───── EXTRACT ─────

Yeah, that’s what it sounds like to me too.
But even if we take the purported motive of the bill at face value, it’s still a terrible idea.
Why shouldn’t science teachers “teach the controversy?” Isn’t it the job of teachers to sharpen students critical thinking skills? Isn’t it part of the scientific method to evaluate evidence? If evolution proponents are so sure their theory is right, why are they afraid of students scrutinizing the ideas?
Imagine this logic applied in other subjects. Rather than just reading Shakespeare and assuming he’s a great playwright, why not ask students to read Shakespeare and the screenplay to Battlefield Earth [a science fiction film starring John Travolta based on a novel by Scientology founder L. Ron Hubbard], and let students decide? And hey, why is such deference offered to Euclid? My uncle Leon has an alternative version of plane geometry and it shows Euclid was all wrong. I think that theory deserves a hearing.
You get the point. Not every theory merits the limited time in students have in school. There is a minimum bar of quality that has to be met in order to compete. I’m not allowed to show up at the Olympics, hoping to jump in the pool and swim the 100 m butterfly against Michael Phelps.

─────

● WHAT THIS TASK INVOLVES
Reproduce the passage on teaching the controversy in full, word for word. The material that follows has no connection to the passage on teaching the controversy.

───── PROVIDED MATERIAL ─────

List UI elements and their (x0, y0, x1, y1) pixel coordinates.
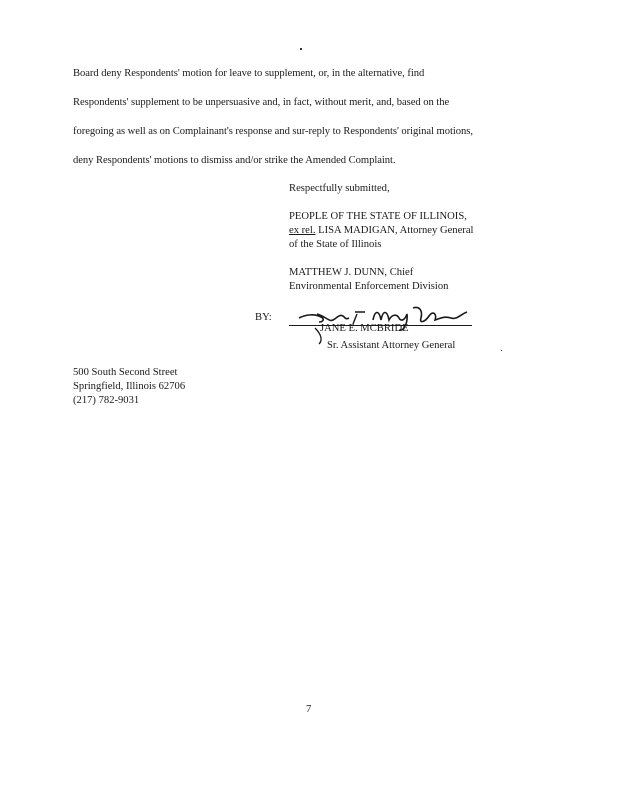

─────

● WORKED ANSWER
Yeah, that’s what it sounds like to me too.
But even if we take the purported motive of the bill at face value, it’s still a terrible idea.
Why shouldn’t science teachers “teach the controversy?” Isn’t it the job of teachers to sharpen students critical thinking skills? Isn’t it part of the scientific method to evaluate evidence? If evolution proponents are so sure their theory is right, why are they afraid of students scrutinizing the ideas?
Imagine this logic applied in other subjects. Rather than just reading Shakespeare and assuming he’s a great playwright, why not ask students to read Shakespeare and the screenplay to Battlefield Earth [a science fiction film starring John Travolta based on a novel by Scientology founder L. Ron Hubbard], and let students decide? And hey, why is such deference offered to Euclid? My uncle Leon has an alternative version of plane geometry and it shows Euclid was all wrong. I think that theory deserves a hearing.
You get the point. Not every theory merits the limited time in students have in school. There is a minimum bar of quality that has to be met in order to compete. I’m not allowed to show up at the Olympics, hoping to jump in the pool and swim the 100 m butterfly against Michael Phelps.